Stored data

□ □ □

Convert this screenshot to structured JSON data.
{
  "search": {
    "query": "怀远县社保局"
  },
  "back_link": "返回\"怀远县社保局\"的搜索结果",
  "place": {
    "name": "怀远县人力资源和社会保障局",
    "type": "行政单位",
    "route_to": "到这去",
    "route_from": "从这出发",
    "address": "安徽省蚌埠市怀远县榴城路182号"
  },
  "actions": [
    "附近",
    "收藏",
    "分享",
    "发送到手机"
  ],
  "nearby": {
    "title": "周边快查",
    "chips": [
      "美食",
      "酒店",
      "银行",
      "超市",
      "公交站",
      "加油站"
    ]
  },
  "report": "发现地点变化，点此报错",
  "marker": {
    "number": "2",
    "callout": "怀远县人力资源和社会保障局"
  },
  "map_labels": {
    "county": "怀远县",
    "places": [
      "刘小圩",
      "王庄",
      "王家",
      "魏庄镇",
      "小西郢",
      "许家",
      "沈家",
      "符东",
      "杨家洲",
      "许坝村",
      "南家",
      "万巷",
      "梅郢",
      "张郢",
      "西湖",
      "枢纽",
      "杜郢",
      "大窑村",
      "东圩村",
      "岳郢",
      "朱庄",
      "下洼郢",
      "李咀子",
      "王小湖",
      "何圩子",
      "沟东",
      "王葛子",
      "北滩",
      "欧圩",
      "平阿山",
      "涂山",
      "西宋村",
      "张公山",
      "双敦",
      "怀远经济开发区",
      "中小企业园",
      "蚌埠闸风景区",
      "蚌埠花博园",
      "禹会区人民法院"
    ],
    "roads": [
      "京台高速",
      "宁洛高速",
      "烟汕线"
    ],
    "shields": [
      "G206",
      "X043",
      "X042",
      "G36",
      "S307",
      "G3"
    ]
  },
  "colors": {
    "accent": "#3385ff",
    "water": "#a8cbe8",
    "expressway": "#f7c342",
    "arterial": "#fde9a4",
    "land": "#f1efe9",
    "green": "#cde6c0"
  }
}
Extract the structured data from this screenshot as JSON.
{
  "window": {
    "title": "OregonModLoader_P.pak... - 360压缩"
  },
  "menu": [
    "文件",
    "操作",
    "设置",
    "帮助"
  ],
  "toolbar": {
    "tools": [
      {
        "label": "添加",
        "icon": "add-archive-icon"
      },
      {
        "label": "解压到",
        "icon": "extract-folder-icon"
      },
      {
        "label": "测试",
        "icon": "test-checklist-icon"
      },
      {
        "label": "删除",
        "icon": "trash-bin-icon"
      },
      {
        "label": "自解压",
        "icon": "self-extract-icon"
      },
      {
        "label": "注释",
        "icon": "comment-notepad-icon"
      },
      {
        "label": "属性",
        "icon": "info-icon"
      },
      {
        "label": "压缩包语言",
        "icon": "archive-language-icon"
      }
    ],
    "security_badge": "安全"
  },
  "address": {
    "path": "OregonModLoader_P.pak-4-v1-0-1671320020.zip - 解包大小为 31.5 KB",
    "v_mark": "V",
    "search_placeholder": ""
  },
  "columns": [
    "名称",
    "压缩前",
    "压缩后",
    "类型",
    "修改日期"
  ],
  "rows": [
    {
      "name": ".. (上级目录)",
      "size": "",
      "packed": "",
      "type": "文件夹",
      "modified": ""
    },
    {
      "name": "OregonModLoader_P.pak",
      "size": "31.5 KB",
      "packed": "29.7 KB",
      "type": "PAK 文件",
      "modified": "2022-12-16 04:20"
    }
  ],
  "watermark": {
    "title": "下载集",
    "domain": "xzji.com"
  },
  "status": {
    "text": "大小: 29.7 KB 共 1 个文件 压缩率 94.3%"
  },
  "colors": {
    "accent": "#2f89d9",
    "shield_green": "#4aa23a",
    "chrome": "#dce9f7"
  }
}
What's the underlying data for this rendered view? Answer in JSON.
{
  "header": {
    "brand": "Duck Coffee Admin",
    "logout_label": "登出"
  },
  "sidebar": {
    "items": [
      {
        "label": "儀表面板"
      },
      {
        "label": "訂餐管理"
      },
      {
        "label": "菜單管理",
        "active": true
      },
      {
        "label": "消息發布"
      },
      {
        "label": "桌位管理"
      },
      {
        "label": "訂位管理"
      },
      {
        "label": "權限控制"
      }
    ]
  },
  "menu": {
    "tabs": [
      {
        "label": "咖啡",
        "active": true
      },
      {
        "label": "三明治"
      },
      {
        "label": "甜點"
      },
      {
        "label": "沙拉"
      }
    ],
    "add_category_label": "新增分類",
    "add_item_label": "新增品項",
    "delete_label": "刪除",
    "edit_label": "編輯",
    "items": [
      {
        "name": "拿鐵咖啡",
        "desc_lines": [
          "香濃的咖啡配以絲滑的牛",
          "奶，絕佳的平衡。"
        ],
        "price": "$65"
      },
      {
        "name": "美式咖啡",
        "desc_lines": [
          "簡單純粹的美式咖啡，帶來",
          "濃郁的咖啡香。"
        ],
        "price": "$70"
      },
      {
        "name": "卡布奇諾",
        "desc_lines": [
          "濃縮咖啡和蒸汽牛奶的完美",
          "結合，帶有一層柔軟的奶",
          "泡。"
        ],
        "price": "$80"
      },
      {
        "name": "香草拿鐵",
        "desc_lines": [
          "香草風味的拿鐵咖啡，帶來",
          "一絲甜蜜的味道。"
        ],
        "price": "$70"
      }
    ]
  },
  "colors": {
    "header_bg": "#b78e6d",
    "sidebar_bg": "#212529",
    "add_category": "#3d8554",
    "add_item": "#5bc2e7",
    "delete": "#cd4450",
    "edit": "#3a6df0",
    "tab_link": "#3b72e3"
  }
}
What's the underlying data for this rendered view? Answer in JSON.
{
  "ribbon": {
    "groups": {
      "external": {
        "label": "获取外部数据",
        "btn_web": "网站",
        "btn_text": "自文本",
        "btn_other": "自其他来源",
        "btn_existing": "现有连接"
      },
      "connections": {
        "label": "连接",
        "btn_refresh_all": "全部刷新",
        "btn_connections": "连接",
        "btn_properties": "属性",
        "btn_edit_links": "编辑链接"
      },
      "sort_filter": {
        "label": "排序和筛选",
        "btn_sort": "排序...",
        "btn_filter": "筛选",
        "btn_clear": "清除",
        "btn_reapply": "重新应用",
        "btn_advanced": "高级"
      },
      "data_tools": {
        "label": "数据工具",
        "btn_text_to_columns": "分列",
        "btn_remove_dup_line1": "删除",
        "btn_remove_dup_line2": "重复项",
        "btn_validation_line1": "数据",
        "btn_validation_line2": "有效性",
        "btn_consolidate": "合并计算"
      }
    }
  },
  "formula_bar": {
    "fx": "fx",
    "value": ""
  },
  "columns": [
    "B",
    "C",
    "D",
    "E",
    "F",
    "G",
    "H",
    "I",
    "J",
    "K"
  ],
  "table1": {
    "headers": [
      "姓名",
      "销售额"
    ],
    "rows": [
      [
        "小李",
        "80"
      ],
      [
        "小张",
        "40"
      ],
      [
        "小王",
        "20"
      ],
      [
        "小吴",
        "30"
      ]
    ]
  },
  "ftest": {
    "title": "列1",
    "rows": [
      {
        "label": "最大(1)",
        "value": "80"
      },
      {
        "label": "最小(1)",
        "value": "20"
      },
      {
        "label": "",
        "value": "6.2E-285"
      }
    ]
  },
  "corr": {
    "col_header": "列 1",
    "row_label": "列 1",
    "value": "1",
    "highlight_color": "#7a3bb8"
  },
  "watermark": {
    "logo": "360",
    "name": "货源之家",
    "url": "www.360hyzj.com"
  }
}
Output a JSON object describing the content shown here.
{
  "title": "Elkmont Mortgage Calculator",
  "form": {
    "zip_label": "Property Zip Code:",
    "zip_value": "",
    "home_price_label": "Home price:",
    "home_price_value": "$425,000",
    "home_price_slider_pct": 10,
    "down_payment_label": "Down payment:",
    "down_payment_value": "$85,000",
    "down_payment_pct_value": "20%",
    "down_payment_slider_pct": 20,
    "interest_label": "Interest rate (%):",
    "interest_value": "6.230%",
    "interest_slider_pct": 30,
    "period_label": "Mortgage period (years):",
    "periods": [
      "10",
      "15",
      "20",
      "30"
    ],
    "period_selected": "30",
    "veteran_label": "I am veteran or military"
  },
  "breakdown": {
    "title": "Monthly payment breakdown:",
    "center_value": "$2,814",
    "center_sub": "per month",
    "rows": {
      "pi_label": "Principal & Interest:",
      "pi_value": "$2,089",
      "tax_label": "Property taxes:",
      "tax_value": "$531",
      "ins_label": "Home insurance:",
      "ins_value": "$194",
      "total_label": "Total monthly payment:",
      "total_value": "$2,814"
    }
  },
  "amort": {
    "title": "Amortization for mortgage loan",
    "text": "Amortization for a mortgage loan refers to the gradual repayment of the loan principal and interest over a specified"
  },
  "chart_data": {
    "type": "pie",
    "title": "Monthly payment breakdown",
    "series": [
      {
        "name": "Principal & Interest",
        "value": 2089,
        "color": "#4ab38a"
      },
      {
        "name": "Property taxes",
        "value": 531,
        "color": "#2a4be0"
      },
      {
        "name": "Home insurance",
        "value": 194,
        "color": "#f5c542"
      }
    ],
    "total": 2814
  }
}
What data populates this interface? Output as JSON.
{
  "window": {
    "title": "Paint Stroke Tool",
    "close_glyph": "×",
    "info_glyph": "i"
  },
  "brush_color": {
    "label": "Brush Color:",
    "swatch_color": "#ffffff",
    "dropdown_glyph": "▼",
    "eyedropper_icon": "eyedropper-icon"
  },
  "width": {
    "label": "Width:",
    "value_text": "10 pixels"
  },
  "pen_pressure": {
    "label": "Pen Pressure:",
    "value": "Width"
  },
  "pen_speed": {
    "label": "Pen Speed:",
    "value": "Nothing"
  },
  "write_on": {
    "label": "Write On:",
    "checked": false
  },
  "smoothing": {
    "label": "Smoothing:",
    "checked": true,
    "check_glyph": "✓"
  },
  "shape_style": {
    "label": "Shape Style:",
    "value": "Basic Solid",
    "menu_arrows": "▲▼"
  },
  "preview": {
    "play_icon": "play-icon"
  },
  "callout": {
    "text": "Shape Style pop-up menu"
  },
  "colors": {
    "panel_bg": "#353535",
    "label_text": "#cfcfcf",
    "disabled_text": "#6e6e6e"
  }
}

□ □ □

Show every line that contains the word "icon".

*The result*:
        "icon": "add-archive-icon"
        "icon": "extract-folder-icon"
        "icon": "test-checklist-icon"
        "icon": "trash-bin-icon"
        "icon": "self-extract-icon"
        "icon": "comment-notepad-icon"
        "icon": "info-icon"
        "icon": "archive-language-icon"
    "eyedropper_icon": "eyedropper-icon"
    "play_icon": "play-icon"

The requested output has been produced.